## [PROBLEM TO WORK ON]
Without the images, write out all of the following entries exactly.
Start RECORD EXTRACTS
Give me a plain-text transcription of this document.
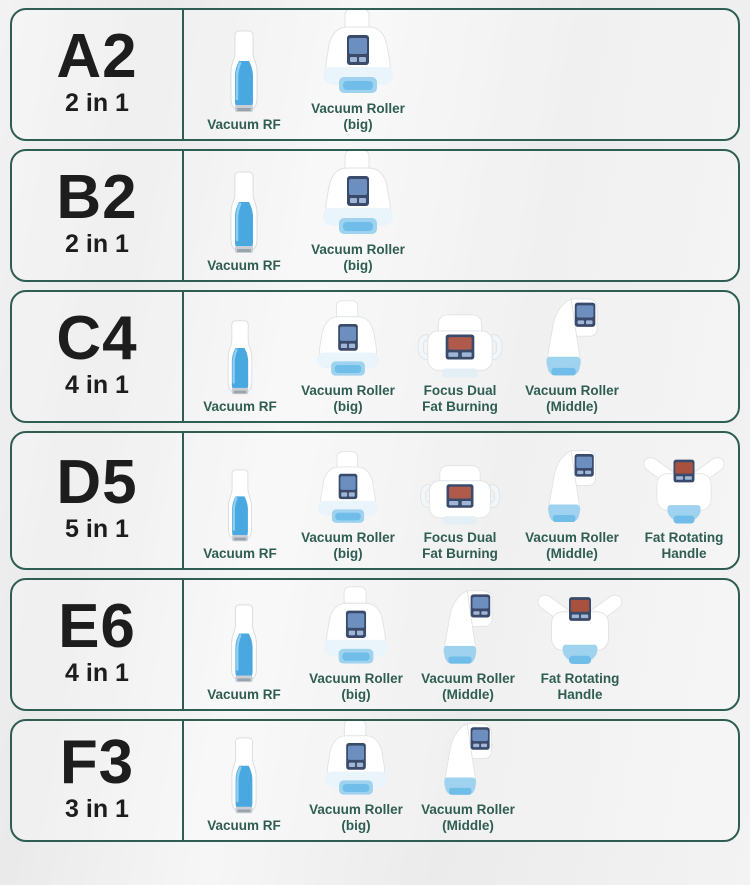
A2
2 in 1
Vacuum RF
Vacuum Roller
(big)
B2
2 in 1
Vacuum RF
Vacuum Roller
(big)
C4
4 in 1
Vacuum RF
Vacuum Roller
(big)
Focus Dual
Fat Burning
Vacuum Roller
(Middle)
D5
5 in 1
Vacuum RF
Vacuum Roller
(big)
Focus Dual
Fat Burning
Vacuum Roller
(Middle)
Fat Rotating
Handle
E6
4 in 1
Vacuum RF
Vacuum Roller
(big)
Vacuum Roller
(Middle)
Fat Rotating
Handle
F3
3 in 1
Vacuum RF
Vacuum Roller
(big)
Vacuum Roller
(Middle)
End RECORD EXTRACTS
## [WRITTEN SOLUTION]
Give me a plain-text transcription of this document.
A2
2 in 1
Vacuum RF
Vacuum Roller
(big)
B2
2 in 1
Vacuum RF
Vacuum Roller
(big)
C4
4 in 1
Vacuum RF
Vacuum Roller
(big)
Focus Dual
Fat Burning
Vacuum Roller
(Middle)
D5
5 in 1
Vacuum RF
Vacuum Roller
(big)
Focus Dual
Fat Burning
Vacuum Roller
(Middle)
Fat Rotating
Handle
E6
4 in 1
Vacuum RF
Vacuum Roller
(big)
Vacuum Roller
(Middle)
Fat Rotating
Handle
F3
3 in 1
Vacuum RF
Vacuum Roller
(big)
Vacuum Roller
(Middle)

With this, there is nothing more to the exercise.